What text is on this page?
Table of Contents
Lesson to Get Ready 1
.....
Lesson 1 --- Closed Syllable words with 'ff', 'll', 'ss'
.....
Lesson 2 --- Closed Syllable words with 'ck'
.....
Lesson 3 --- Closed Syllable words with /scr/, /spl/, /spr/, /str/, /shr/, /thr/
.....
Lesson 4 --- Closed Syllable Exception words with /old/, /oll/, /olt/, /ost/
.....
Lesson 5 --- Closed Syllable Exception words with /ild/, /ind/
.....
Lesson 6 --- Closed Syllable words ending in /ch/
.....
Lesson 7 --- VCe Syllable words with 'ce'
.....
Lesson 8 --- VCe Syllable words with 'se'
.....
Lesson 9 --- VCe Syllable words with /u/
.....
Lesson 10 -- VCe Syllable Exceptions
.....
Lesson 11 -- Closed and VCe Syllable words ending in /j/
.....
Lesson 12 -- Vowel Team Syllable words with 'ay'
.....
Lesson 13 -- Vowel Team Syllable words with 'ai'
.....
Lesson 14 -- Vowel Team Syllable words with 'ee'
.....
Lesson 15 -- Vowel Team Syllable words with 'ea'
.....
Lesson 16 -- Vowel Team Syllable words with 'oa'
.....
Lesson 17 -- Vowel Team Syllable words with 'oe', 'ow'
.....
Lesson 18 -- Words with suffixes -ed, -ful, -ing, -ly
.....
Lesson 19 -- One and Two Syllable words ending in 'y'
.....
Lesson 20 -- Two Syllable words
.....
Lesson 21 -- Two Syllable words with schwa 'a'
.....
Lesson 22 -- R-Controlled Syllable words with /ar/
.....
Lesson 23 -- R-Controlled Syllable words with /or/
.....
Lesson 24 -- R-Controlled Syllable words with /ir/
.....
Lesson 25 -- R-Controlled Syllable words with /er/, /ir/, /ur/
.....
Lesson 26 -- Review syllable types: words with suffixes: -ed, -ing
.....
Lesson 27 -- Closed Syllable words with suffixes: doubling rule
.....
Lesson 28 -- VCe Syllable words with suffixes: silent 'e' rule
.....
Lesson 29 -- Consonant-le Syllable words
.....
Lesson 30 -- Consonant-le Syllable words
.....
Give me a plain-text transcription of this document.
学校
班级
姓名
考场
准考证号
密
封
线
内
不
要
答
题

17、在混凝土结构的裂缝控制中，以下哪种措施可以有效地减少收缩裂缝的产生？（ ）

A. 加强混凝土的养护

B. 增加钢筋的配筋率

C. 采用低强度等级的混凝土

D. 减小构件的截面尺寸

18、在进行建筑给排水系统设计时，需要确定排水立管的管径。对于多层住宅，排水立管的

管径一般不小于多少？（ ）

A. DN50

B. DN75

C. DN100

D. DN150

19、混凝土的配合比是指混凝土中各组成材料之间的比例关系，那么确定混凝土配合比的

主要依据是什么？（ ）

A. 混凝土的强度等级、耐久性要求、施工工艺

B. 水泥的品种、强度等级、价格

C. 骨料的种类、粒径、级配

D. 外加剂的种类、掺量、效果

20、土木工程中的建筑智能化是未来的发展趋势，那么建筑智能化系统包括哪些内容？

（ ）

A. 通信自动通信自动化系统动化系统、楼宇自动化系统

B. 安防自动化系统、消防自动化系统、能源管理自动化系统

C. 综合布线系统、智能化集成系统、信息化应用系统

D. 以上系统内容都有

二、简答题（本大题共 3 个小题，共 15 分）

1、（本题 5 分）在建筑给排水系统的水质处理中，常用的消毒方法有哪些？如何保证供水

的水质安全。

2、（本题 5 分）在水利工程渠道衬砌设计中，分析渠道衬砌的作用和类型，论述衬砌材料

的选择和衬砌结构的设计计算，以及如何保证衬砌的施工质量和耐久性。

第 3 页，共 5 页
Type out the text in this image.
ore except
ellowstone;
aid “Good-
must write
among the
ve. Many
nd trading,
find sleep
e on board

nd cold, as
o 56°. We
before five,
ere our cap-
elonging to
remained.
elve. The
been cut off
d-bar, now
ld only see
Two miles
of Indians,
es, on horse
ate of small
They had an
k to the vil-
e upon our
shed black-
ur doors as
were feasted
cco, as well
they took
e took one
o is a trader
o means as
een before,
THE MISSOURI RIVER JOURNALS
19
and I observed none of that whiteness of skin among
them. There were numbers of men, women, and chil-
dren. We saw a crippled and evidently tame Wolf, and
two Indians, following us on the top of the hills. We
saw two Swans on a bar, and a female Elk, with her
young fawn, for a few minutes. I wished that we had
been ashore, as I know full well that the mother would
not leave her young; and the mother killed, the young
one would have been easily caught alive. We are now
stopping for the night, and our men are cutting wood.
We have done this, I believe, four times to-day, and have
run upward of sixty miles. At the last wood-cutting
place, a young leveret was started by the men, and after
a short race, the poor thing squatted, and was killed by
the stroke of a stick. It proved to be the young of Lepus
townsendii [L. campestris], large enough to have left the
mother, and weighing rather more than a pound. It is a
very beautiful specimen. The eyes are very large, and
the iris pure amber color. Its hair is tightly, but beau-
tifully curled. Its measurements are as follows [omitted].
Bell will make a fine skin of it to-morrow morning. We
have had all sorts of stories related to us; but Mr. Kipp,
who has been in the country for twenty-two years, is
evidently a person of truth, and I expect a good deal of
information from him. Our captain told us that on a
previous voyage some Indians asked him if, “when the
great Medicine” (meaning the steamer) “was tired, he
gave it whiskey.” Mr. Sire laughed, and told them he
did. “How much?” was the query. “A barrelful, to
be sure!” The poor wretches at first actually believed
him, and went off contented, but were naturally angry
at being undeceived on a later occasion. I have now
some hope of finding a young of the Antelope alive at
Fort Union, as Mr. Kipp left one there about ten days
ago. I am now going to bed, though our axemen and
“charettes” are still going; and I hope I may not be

-*-

# Requirement
Write out each line of the data above again, exactly as given.

# Task response
What text is on this page?
Table of Contents
Lesson to Get Ready 1
.....
Lesson 1 --- Closed Syllable words with 'ff', 'll', 'ss'
.....
Lesson 2 --- Closed Syllable words with 'ck'
.....
Lesson 3 --- Closed Syllable words with /scr/, /spl/, /spr/, /str/, /shr/, /thr/
.....
Lesson 4 --- Closed Syllable Exception words with /old/, /oll/, /olt/, /ost/
.....
Lesson 5 --- Closed Syllable Exception words with /ild/, /ind/
.....
Lesson 6 --- Closed Syllable words ending in /ch/
.....
Lesson 7 --- VCe Syllable words with 'ce'
.....
Lesson 8 --- VCe Syllable words with 'se'
.....
Lesson 9 --- VCe Syllable words with /u/
.....
Lesson 10 -- VCe Syllable Exceptions
.....
Lesson 11 -- Closed and VCe Syllable words ending in /j/
.....
Lesson 12 -- Vowel Team Syllable words with 'ay'
.....
Lesson 13 -- Vowel Team Syllable words with 'ai'
.....
Lesson 14 -- Vowel Team Syllable words with 'ee'
.....
Lesson 15 -- Vowel Team Syllable words with 'ea'
.....
Lesson 16 -- Vowel Team Syllable words with 'oa'
.....
Lesson 17 -- Vowel Team Syllable words with 'oe', 'ow'
.....
Lesson 18 -- Words with suffixes -ed, -ful, -ing, -ly
.....
Lesson 19 -- One and Two Syllable words ending in 'y'
.....
Lesson 20 -- Two Syllable words
.....
Lesson 21 -- Two Syllable words with schwa 'a'
.....
Lesson 22 -- R-Controlled Syllable words with /ar/
.....
Lesson 23 -- R-Controlled Syllable words with /or/
.....
Lesson 24 -- R-Controlled Syllable words with /ir/
.....
Lesson 25 -- R-Controlled Syllable words with /er/, /ir/, /ur/
.....
Lesson 26 -- Review syllable types: words with suffixes: -ed, -ing
.....
Lesson 27 -- Closed Syllable words with suffixes: doubling rule
.....
Lesson 28 -- VCe Syllable words with suffixes: silent 'e' rule
.....
Lesson 29 -- Consonant-le Syllable words
.....
Lesson 30 -- Consonant-le Syllable words
.....
Give me a plain-text transcription of this document.
学校
班级
姓名
考场
准考证号
密
封
线
内
不
要
答
题

17、在混凝土结构的裂缝控制中，以下哪种措施可以有效地减少收缩裂缝的产生？（ ）

A. 加强混凝土的养护

B. 增加钢筋的配筋率

C. 采用低强度等级的混凝土

D. 减小构件的截面尺寸

18、在进行建筑给排水系统设计时，需要确定排水立管的管径。对于多层住宅，排水立管的

管径一般不小于多少？（ ）

A. DN50

B. DN75

C. DN100

D. DN150

19、混凝土的配合比是指混凝土中各组成材料之间的比例关系，那么确定混凝土配合比的

主要依据是什么？（ ）

A. 混凝土的强度等级、耐久性要求、施工工艺

B. 水泥的品种、强度等级、价格

C. 骨料的种类、粒径、级配

D. 外加剂的种类、掺量、效果

20、土木工程中的建筑智能化是未来的发展趋势，那么建筑智能化系统包括哪些内容？

（ ）

A. 通信自动通信自动化系统动化系统、楼宇自动化系统

B. 安防自动化系统、消防自动化系统、能源管理自动化系统

C. 综合布线系统、智能化集成系统、信息化应用系统

D. 以上系统内容都有

二、简答题（本大题共 3 个小题，共 15 分）

1、（本题 5 分）在建筑给排水系统的水质处理中，常用的消毒方法有哪些？如何保证供水

的水质安全。

2、（本题 5 分）在水利工程渠道衬砌设计中，分析渠道衬砌的作用和类型，论述衬砌材料

的选择和衬砌结构的设计计算，以及如何保证衬砌的施工质量和耐久性。

第 3 页，共 5 页
Type out the text in this image.
ore except
ellowstone;
aid “Good-
must write
among the
ve. Many
nd trading,
find sleep
e on board

nd cold, as
o 56°. We
before five,
ere our cap-
elonging to
remained.
elve. The
been cut off
d-bar, now
ld only see
Two miles
of Indians,
es, on horse
ate of small
They had an
k to the vil-
e upon our
shed black-
ur doors as
were feasted
cco, as well
they took
e took one
o is a trader
o means as
een before,
THE MISSOURI RIVER JOURNALS
19
and I observed none of that whiteness of skin among
them. There were numbers of men, women, and chil-
dren. We saw a crippled and evidently tame Wolf, and
two Indians, following us on the top of the hills. We
saw two Swans on a bar, and a female Elk, with her
young fawn, for a few minutes. I wished that we had
been ashore, as I know full well that the mother would
not leave her young; and the mother killed, the young
one would have been easily caught alive. We are now
stopping for the night, and our men are cutting wood.
We have done this, I believe, four times to-day, and have
run upward of sixty miles. At the last wood-cutting
place, a young leveret was started by the men, and after
a short race, the poor thing squatted, and was killed by
the stroke of a stick. It proved to be the young of Lepus
townsendii [L. campestris], large enough to have left the
mother, and weighing rather more than a pound. It is a
very beautiful specimen. The eyes are very large, and
the iris pure amber color. Its hair is tightly, but beau-
tifully curled. Its measurements are as follows [omitted].
Bell will make a fine skin of it to-morrow morning. We
have had all sorts of stories related to us; but Mr. Kipp,
who has been in the country for twenty-two years, is
evidently a person of truth, and I expect a good deal of
information from him. Our captain told us that on a
previous voyage some Indians asked him if, “when the
great Medicine” (meaning the steamer) “was tired, he
gave it whiskey.” Mr. Sire laughed, and told them he
did. “How much?” was the query. “A barrelful, to
be sure!” The poor wretches at first actually believed
him, and went off contented, but were naturally angry
at being undeceived on a later occasion. I have now
some hope of finding a young of the Antelope alive at
Fort Union, as Mr. Kipp left one there about ten days
ago. I am now going to bed, though our axemen and
“charettes” are still going; and I hope I may not be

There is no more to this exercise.